> **What is required**
Omit the pictures, then write out every entry exactly as it reads.

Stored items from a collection
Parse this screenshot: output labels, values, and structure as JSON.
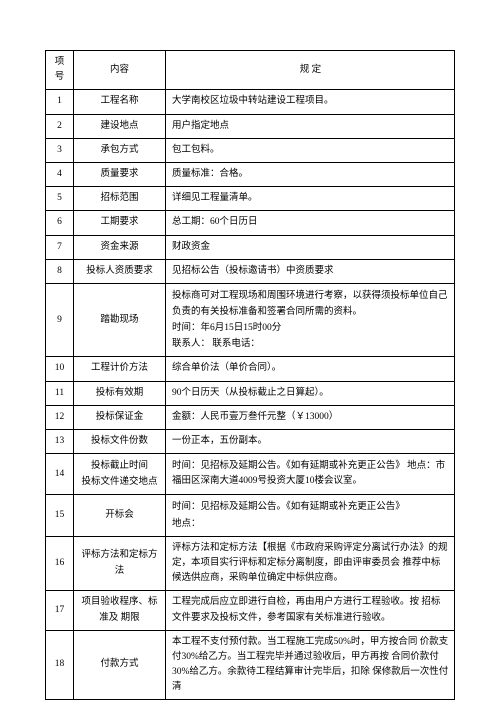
{
  "headers": {
    "num": "项号",
    "content": "内容",
    "desc": "规    定"
  },
  "rows": [
    {
      "num": "1",
      "content": "工程名称",
      "desc": "大学南校区垃圾中转站建设工程项目。"
    },
    {
      "num": "2",
      "content": "建设地点",
      "desc": "用户指定地点"
    },
    {
      "num": "3",
      "content": "承包方式",
      "desc": "包工包料。"
    },
    {
      "num": "4",
      "content": "质量要求",
      "desc": "质量标准：合格。"
    },
    {
      "num": "5",
      "content": "招标范围",
      "desc": "详细见工程量清单。"
    },
    {
      "num": "6",
      "content": "工期要求",
      "desc": "总工期：60个日历日"
    },
    {
      "num": "7",
      "content": "资金来源",
      "desc": "财政资金"
    },
    {
      "num": "8",
      "content": "投标人资质要求",
      "desc": "见招标公告（投标邀请书）中资质要求"
    },
    {
      "num": "9",
      "content": "踏勘现场",
      "desc": "投标商可对工程现场和周围环境进行考察，以获得须投标单位自己负责的有关投标准备和签署合同所需的资料。\n时间：年6月15日15时00分\n联系人：        联系电话："
    },
    {
      "num": "10",
      "content": "工程计价方法",
      "desc": "综合单价法（单价合同）。"
    },
    {
      "num": "11",
      "content": "投标有效期",
      "desc": "90个日历天（从投标截止之日算起）。"
    },
    {
      "num": "12",
      "content": "投标保证金",
      "desc": "金额：人民币壹万叁仟元整（￥13000）"
    },
    {
      "num": "13",
      "content": "投标文件份数",
      "desc": "一份正本，五份副本。"
    },
    {
      "num": "14",
      "content": "投标截止时间\n投标文件递交地点",
      "desc": "时间：见招标及延期公告。《如有延期或补充更正公告》 地点：市福田区深南大道4009号投资大厦10楼会议室。"
    },
    {
      "num": "15",
      "content": "开标会",
      "desc": "时间：见招标及延期公告。《如有延期或补充更正公告》\n地点："
    },
    {
      "num": "16",
      "content": "评标方法和定标方法",
      "desc": "评标方法和定标方法【根据《市政府采购评定分离试行办法》的规定，本项目实行评标和定标分离制度，即由评审委员会 推荐中标候选供应商，采购单位确定中标供应商。"
    },
    {
      "num": "17",
      "content": "项目验收程序、标准及 期限",
      "desc": "工程完成后应立即进行自检，再由用户方进行工程验收。按 招标文件要求及投标文件，参考国家有关标准进行验收。"
    },
    {
      "num": "18",
      "content": "付款方式",
      "desc": "本工程不支付预付款。当工程施工完成50%时，甲方按合同 价款支付30%给乙方。当工程完毕并通过验收后，甲方再按 合同价款付30%给乙方。余款待工程结算审计完毕后，扣除 保修款后一次性付清"
    }
  ],
  "styles": {
    "border_color": "#000000",
    "font_size": 9.5,
    "col_widths": {
      "num": 28,
      "content": 92
    }
  }
}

> **Written solution**
Parse this screenshot: output labels, values, and structure as JSON.
{
  "headers": {
    "num": "项号",
    "content": "内容",
    "desc": "规    定"
  },
  "rows": [
    {
      "num": "1",
      "content": "工程名称",
      "desc": "大学南校区垃圾中转站建设工程项目。"
    },
    {
      "num": "2",
      "content": "建设地点",
      "desc": "用户指定地点"
    },
    {
      "num": "3",
      "content": "承包方式",
      "desc": "包工包料。"
    },
    {
      "num": "4",
      "content": "质量要求",
      "desc": "质量标准：合格。"
    },
    {
      "num": "5",
      "content": "招标范围",
      "desc": "详细见工程量清单。"
    },
    {
      "num": "6",
      "content": "工期要求",
      "desc": "总工期：60个日历日"
    },
    {
      "num": "7",
      "content": "资金来源",
      "desc": "财政资金"
    },
    {
      "num": "8",
      "content": "投标人资质要求",
      "desc": "见招标公告（投标邀请书）中资质要求"
    },
    {
      "num": "9",
      "content": "踏勘现场",
      "desc": "投标商可对工程现场和周围环境进行考察，以获得须投标单位自己负责的有关投标准备和签署合同所需的资料。\n时间：年6月15日15时00分\n联系人：        联系电话："
    },
    {
      "num": "10",
      "content": "工程计价方法",
      "desc": "综合单价法（单价合同）。"
    },
    {
      "num": "11",
      "content": "投标有效期",
      "desc": "90个日历天（从投标截止之日算起）。"
    },
    {
      "num": "12",
      "content": "投标保证金",
      "desc": "金额：人民币壹万叁仟元整（￥13000）"
    },
    {
      "num": "13",
      "content": "投标文件份数",
      "desc": "一份正本，五份副本。"
    },
    {
      "num": "14",
      "content": "投标截止时间\n投标文件递交地点",
      "desc": "时间：见招标及延期公告。《如有延期或补充更正公告》 地点：市福田区深南大道4009号投资大厦10楼会议室。"
    },
    {
      "num": "15",
      "content": "开标会",
      "desc": "时间：见招标及延期公告。《如有延期或补充更正公告》\n地点："
    },
    {
      "num": "16",
      "content": "评标方法和定标方法",
      "desc": "评标方法和定标方法【根据《市政府采购评定分离试行办法》的规定，本项目实行评标和定标分离制度，即由评审委员会 推荐中标候选供应商，采购单位确定中标供应商。"
    },
    {
      "num": "17",
      "content": "项目验收程序、标准及 期限",
      "desc": "工程完成后应立即进行自检，再由用户方进行工程验收。按 招标文件要求及投标文件，参考国家有关标准进行验收。"
    },
    {
      "num": "18",
      "content": "付款方式",
      "desc": "本工程不支付预付款。当工程施工完成50%时，甲方按合同 价款支付30%给乙方。当工程完毕并通过验收后，甲方再按 合同价款付30%给乙方。余款待工程结算审计完毕后，扣除 保修款后一次性付清"
    }
  ],
  "styles": {
    "border_color": "#000000",
    "font_size": 9.5,
    "col_widths": {
      "num": 28,
      "content": 92
    }
  }
}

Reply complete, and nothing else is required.